━━━ RECORDS SUPPLIED ━━━

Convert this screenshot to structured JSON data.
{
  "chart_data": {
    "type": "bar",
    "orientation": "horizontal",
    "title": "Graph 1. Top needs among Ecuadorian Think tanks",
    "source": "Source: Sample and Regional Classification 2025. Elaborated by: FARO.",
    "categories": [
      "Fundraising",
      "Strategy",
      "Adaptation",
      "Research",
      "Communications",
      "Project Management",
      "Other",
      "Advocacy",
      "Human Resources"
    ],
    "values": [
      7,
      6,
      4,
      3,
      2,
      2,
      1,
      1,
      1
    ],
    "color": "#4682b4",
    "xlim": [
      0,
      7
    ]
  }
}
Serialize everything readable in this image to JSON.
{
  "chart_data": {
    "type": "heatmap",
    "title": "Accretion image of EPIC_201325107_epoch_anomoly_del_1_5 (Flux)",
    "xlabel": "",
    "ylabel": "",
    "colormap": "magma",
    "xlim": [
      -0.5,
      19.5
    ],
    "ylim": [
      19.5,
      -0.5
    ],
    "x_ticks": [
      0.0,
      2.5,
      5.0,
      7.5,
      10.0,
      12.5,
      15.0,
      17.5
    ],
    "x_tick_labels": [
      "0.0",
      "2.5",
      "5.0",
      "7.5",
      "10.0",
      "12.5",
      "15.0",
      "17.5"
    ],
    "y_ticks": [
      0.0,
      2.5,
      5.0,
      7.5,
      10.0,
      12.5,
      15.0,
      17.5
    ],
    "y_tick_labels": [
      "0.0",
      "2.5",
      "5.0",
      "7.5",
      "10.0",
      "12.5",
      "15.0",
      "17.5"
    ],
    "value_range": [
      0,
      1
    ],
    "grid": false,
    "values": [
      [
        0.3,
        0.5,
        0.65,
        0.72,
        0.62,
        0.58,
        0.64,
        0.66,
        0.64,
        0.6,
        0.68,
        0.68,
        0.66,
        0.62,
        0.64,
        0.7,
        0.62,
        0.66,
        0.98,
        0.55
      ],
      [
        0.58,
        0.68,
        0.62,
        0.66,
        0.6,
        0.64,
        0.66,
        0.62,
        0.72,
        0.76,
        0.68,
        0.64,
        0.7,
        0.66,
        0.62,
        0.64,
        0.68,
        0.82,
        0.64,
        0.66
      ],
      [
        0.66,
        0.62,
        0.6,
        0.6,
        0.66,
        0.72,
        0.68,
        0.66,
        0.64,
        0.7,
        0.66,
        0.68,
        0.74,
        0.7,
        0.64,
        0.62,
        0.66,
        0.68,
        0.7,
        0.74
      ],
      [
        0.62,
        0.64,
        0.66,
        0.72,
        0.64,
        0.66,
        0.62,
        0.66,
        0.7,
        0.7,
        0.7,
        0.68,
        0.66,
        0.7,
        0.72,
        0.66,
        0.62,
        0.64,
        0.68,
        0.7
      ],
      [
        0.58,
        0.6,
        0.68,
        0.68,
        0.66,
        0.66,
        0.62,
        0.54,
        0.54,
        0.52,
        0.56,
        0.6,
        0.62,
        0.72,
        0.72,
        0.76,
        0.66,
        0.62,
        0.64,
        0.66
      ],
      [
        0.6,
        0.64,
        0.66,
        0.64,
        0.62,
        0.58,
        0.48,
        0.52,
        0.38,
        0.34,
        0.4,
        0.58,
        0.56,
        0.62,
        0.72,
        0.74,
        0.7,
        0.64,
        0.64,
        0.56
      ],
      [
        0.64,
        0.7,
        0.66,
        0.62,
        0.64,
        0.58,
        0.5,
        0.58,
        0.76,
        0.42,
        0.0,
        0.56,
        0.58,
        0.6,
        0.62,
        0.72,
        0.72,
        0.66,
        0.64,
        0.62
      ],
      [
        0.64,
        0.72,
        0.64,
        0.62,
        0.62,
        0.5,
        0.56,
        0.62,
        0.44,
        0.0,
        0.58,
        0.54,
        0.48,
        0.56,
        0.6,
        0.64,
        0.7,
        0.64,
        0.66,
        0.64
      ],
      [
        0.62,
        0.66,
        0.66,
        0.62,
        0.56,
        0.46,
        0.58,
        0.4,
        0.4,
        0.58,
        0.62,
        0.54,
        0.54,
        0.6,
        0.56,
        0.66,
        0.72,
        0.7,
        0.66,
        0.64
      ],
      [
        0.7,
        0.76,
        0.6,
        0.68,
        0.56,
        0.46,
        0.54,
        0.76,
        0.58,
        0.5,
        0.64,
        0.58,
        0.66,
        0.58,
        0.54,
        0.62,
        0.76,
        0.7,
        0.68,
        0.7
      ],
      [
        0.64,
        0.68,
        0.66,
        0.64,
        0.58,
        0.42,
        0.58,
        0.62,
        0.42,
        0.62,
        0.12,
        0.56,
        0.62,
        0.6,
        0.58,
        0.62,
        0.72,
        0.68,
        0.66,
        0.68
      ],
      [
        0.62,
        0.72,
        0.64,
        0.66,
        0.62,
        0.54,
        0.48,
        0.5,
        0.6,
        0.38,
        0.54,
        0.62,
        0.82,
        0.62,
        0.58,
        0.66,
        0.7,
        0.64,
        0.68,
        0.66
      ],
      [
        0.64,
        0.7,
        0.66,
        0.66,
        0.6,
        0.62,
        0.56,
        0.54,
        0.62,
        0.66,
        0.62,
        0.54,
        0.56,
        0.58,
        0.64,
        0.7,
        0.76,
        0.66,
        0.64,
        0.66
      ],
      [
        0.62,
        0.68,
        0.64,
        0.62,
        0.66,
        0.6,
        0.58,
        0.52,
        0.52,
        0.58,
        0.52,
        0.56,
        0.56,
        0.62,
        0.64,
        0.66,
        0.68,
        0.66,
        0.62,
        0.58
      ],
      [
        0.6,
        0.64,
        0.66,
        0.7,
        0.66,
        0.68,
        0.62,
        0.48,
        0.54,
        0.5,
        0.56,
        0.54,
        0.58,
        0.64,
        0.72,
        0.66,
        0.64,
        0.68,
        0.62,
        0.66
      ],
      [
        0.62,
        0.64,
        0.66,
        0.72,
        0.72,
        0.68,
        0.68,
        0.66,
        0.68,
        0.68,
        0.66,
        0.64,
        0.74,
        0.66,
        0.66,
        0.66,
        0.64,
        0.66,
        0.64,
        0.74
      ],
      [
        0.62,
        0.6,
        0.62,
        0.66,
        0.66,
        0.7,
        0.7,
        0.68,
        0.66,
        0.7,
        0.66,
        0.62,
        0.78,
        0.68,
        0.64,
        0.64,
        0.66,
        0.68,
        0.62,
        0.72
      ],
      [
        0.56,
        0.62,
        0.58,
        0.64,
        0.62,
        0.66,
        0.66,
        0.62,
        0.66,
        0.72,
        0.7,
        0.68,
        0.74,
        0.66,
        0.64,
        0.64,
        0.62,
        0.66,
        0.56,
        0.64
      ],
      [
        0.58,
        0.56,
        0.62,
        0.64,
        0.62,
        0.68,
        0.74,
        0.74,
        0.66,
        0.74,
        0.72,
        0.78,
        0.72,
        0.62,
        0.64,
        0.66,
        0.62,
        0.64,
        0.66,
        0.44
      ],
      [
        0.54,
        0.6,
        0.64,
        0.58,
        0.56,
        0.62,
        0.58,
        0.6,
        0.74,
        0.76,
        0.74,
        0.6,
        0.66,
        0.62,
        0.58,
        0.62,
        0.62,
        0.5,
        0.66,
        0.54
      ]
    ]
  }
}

━━━

**REQUIREMENT:**
Read the lines above. Gather those in which the string "JSON" is found.

**ANSWER:**
Convert this screenshot to structured JSON data.
Serialize everything readable in this image to JSON.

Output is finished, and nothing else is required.